Supplied records =
════════════════

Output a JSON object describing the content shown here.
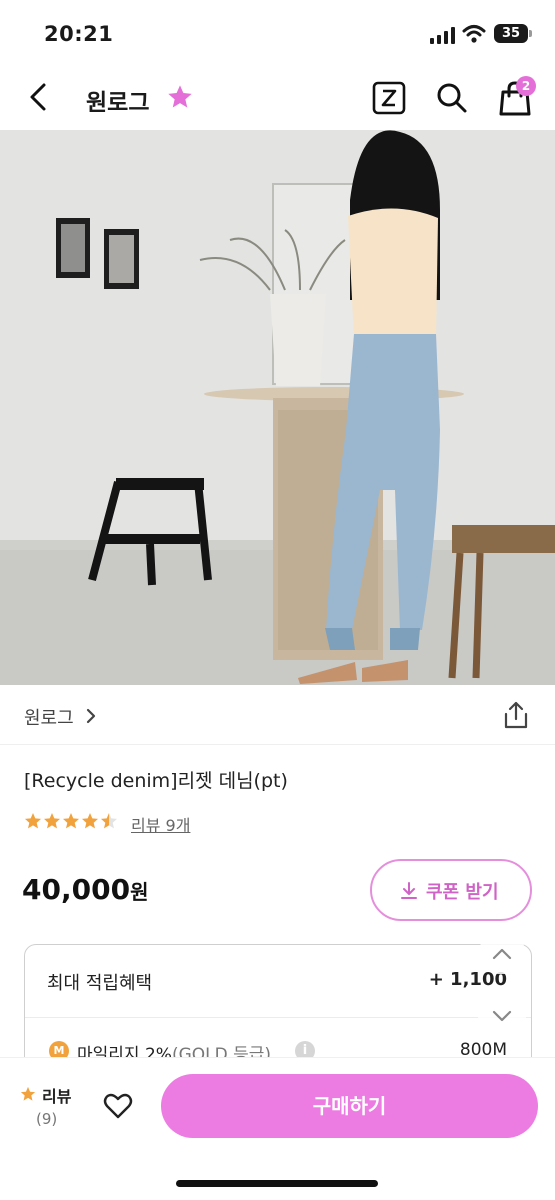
{
  "status_bar": {
    "time": "20:21",
    "battery": "35"
  },
  "nav": {
    "title": "원로그",
    "cart_count": "2",
    "z_label": "Z"
  },
  "store": {
    "name": "원로그"
  },
  "product": {
    "name": "[Recycle denim]리젯 데님(pt)",
    "rating": 4.5,
    "review_link": "리뷰 9개",
    "price": "40,000",
    "price_unit": "원"
  },
  "coupon": {
    "label": "쿠폰 받기"
  },
  "reward": {
    "title": "최대 적립혜택",
    "total": "+ 1,100",
    "mileage_badge": "M",
    "mileage_label": "마일리지 2%",
    "mileage_grade": "(GOLD 등급)",
    "mileage_value": "800M"
  },
  "bottom": {
    "review_label": "리뷰",
    "review_count": "(9)",
    "buy_label": "구매하기"
  },
  "colors": {
    "accent": "#ec7ce2",
    "star": "#f2a23c",
    "favorite_star": "#e46fd8"
  },
  "icons": [
    "back-chevron-icon",
    "favorite-star-icon",
    "z-icon",
    "search-icon",
    "shopping-bag-icon",
    "share-icon",
    "download-icon",
    "info-icon",
    "heart-icon",
    "chevron-up-icon",
    "chevron-down-icon"
  ]
}
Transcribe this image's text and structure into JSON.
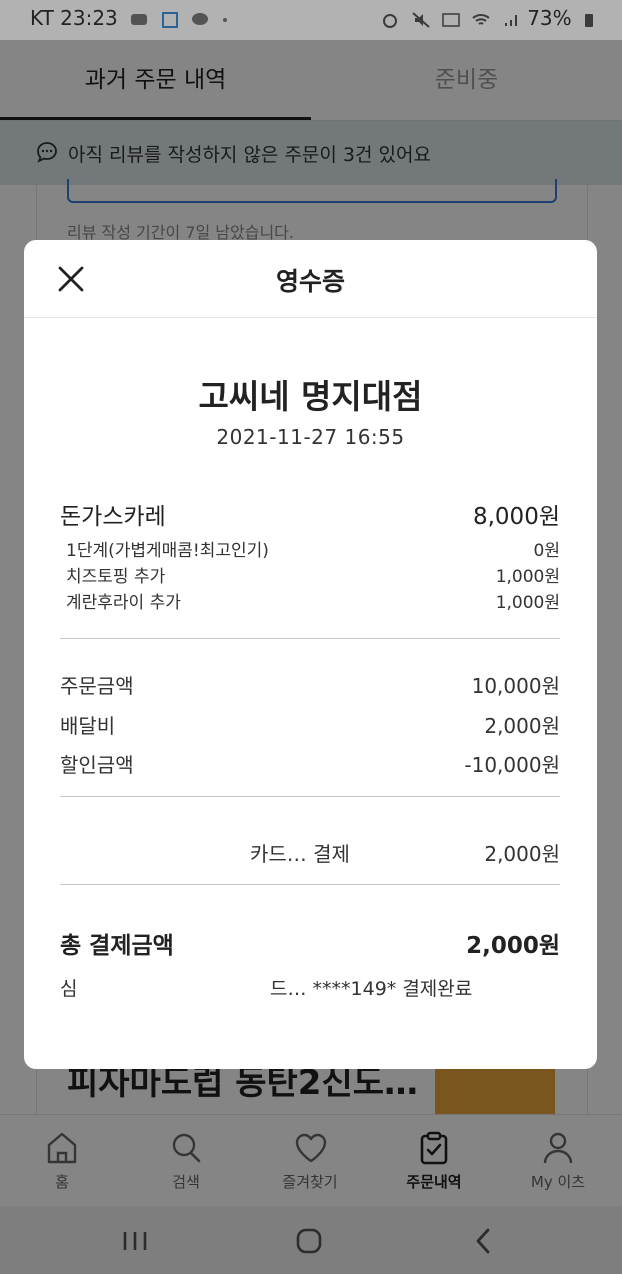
{
  "status_bar": {
    "carrier": "KT",
    "time": "23:23",
    "battery": "73%"
  },
  "tabs": [
    {
      "label": "과거 주문 내역",
      "active": true
    },
    {
      "label": "준비중",
      "active": false
    }
  ],
  "banner": {
    "text": "아직 리뷰를 작성하지 않은 주문이 3건 있어요"
  },
  "background_list": {
    "review_note": "리뷰 작성 기간이 7일 남았습니다.",
    "next_store_partial": "피자마도럽 동탄2신도…"
  },
  "receipt": {
    "title": "영수증",
    "store_name": "고씨네 명지대점",
    "order_datetime": "2021-11-27 16:55",
    "item": {
      "name": "돈가스카레",
      "price": "8,000원"
    },
    "options": [
      {
        "name": "1단계(가볍게매콤!최고인기)",
        "price": "0원"
      },
      {
        "name": "치즈토핑 추가",
        "price": "1,000원"
      },
      {
        "name": "계란후라이 추가",
        "price": "1,000원"
      }
    ],
    "summary": [
      {
        "label": "주문금액",
        "value": "10,000원"
      },
      {
        "label": "배달비",
        "value": "2,000원"
      },
      {
        "label": "할인금액",
        "value": "-10,000원"
      }
    ],
    "payment": {
      "label": "카드… 결제",
      "value": "2,000원"
    },
    "total": {
      "label": "총 결제금액",
      "value": "2,000원"
    },
    "payment_status": {
      "left": "심",
      "right": "드… ****149* 결제완료"
    }
  },
  "bottom_nav": [
    {
      "label": "홈",
      "icon": "home-icon",
      "active": false
    },
    {
      "label": "검색",
      "icon": "search-icon",
      "active": false
    },
    {
      "label": "즐겨찾기",
      "icon": "heart-icon",
      "active": false
    },
    {
      "label": "주문내역",
      "icon": "clipboard-check-icon",
      "active": true
    },
    {
      "label": "My 이츠",
      "icon": "person-icon",
      "active": false
    }
  ],
  "system_nav": [
    "recent-apps-icon",
    "home-circle-icon",
    "back-icon"
  ]
}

════════════════

Given request =
Skip the images and write out the rest of the listing exactly.

Solution for this task =
Output a JSON object describing the content shown here.
{
  "status_bar": {
    "time": "20:21",
    "battery": "35"
  },
  "nav": {
    "title": "원로그",
    "cart_count": "2",
    "z_label": "Z"
  },
  "store": {
    "name": "원로그"
  },
  "product": {
    "name": "[Recycle denim]리젯 데님(pt)",
    "rating": 4.5,
    "review_link": "리뷰 9개",
    "price": "40,000",
    "price_unit": "원"
  },
  "coupon": {
    "label": "쿠폰 받기"
  },
  "reward": {
    "title": "최대 적립혜택",
    "total": "+ 1,100",
    "mileage_badge": "M",
    "mileage_label": "마일리지 2%",
    "mileage_grade": "(GOLD 등급)",
    "mileage_value": "800M"
  },
  "bottom": {
    "review_label": "리뷰",
    "review_count": "(9)",
    "buy_label": "구매하기"
  },
  "colors": {
    "accent": "#ec7ce2",
    "star": "#f2a23c",
    "favorite_star": "#e46fd8"
  },
  "icons": [
    "back-chevron-icon",
    "favorite-star-icon",
    "z-icon",
    "search-icon",
    "shopping-bag-icon",
    "share-icon",
    "download-icon",
    "info-icon",
    "heart-icon",
    "chevron-up-icon",
    "chevron-down-icon"
  ]
}
Transcribe this image's text and structure into JSON.
{
  "status_bar": {
    "carrier": "KT",
    "time": "23:23",
    "battery": "73%"
  },
  "tabs": [
    {
      "label": "과거 주문 내역",
      "active": true
    },
    {
      "label": "준비중",
      "active": false
    }
  ],
  "banner": {
    "text": "아직 리뷰를 작성하지 않은 주문이 3건 있어요"
  },
  "background_list": {
    "review_note": "리뷰 작성 기간이 7일 남았습니다.",
    "next_store_partial": "피자마도럽 동탄2신도…"
  },
  "receipt": {
    "title": "영수증",
    "store_name": "고씨네 명지대점",
    "order_datetime": "2021-11-27 16:55",
    "item": {
      "name": "돈가스카레",
      "price": "8,000원"
    },
    "options": [
      {
        "name": "1단계(가볍게매콤!최고인기)",
        "price": "0원"
      },
      {
        "name": "치즈토핑 추가",
        "price": "1,000원"
      },
      {
        "name": "계란후라이 추가",
        "price": "1,000원"
      }
    ],
    "summary": [
      {
        "label": "주문금액",
        "value": "10,000원"
      },
      {
        "label": "배달비",
        "value": "2,000원"
      },
      {
        "label": "할인금액",
        "value": "-10,000원"
      }
    ],
    "payment": {
      "label": "카드… 결제",
      "value": "2,000원"
    },
    "total": {
      "label": "총 결제금액",
      "value": "2,000원"
    },
    "payment_status": {
      "left": "심",
      "right": "드… ****149* 결제완료"
    }
  },
  "bottom_nav": [
    {
      "label": "홈",
      "icon": "home-icon",
      "active": false
    },
    {
      "label": "검색",
      "icon": "search-icon",
      "active": false
    },
    {
      "label": "즐겨찾기",
      "icon": "heart-icon",
      "active": false
    },
    {
      "label": "주문내역",
      "icon": "clipboard-check-icon",
      "active": true
    },
    {
      "label": "My 이츠",
      "icon": "person-icon",
      "active": false
    }
  ],
  "system_nav": [
    "recent-apps-icon",
    "home-circle-icon",
    "back-icon"
  ]
}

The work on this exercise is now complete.